## What to do:
Tell me how many lines hold "text", please, using only the number.

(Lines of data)

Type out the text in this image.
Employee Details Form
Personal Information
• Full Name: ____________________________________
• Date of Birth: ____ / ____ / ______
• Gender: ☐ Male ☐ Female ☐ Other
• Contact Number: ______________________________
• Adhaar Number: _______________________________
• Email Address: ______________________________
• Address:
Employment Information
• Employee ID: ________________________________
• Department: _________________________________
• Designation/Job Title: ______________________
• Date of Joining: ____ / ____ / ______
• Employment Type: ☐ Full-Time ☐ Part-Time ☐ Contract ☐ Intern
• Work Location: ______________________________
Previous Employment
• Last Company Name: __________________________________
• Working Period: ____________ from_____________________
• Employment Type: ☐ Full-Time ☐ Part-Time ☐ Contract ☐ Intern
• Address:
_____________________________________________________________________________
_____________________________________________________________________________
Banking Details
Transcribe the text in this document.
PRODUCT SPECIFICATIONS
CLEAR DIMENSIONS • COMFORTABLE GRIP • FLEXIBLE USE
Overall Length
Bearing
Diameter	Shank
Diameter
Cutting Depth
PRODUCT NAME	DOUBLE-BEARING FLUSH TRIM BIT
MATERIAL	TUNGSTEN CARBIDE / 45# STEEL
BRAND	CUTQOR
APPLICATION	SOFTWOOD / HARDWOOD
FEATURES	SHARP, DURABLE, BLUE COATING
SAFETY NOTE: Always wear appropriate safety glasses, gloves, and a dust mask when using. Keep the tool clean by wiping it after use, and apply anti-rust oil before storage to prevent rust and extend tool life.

## Solution to the problem:
2